━━━━━ Material provided

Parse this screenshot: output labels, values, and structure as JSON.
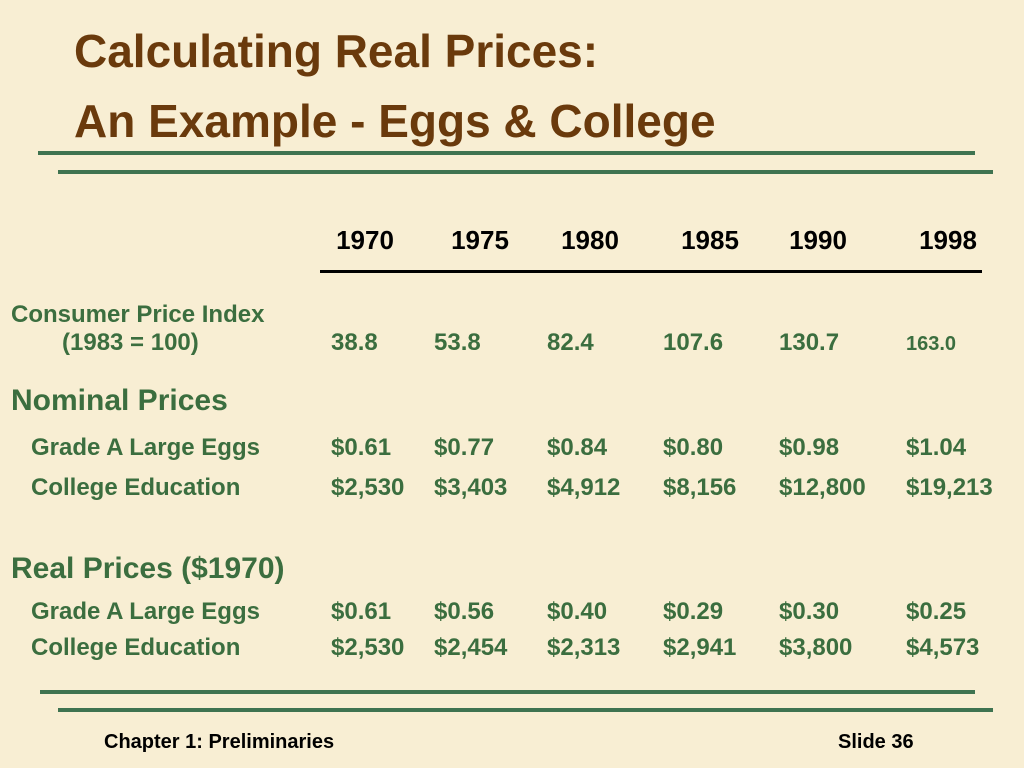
{
  "title": [
    "Calculating Real Prices:",
    "An Example - Eggs & College"
  ],
  "years": [
    "1970",
    "1975",
    "1980",
    "1985",
    "1990",
    "1998"
  ],
  "cpi": {
    "label": "Consumer Price Index",
    "sublabel": "(1983 = 100)",
    "values": [
      "38.8",
      "53.8",
      "82.4",
      "107.6",
      "130.7",
      "163.0"
    ]
  },
  "nominal": {
    "heading": "Nominal Prices",
    "rows": [
      {
        "label": "Grade A Large Eggs",
        "values": [
          "$0.61",
          "$0.77",
          "$0.84",
          "$0.80",
          "$0.98",
          "$1.04"
        ]
      },
      {
        "label": "College Education",
        "values": [
          "$2,530",
          "$3,403",
          "$4,912",
          "$8,156",
          "$12,800",
          "$19,213"
        ]
      }
    ]
  },
  "real": {
    "heading": "Real Prices ($1970)",
    "rows": [
      {
        "label": "Grade A Large Eggs",
        "values": [
          "$0.61",
          "$0.56",
          "$0.40",
          "$0.29",
          "$0.30",
          "$0.25"
        ]
      },
      {
        "label": "College Education",
        "values": [
          "$2,530",
          "$2,454",
          "$2,313",
          "$2,941",
          "$3,800",
          "$4,573"
        ]
      }
    ]
  },
  "footer": {
    "left": "Chapter 1: Preliminaries",
    "right": "Slide 36"
  }
}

━━━━━━━━━━

Filter the entries above down to the lines containing the word "heading".

## Task solution
    "heading": "Nominal Prices",
    "heading": "Real Prices ($1970)",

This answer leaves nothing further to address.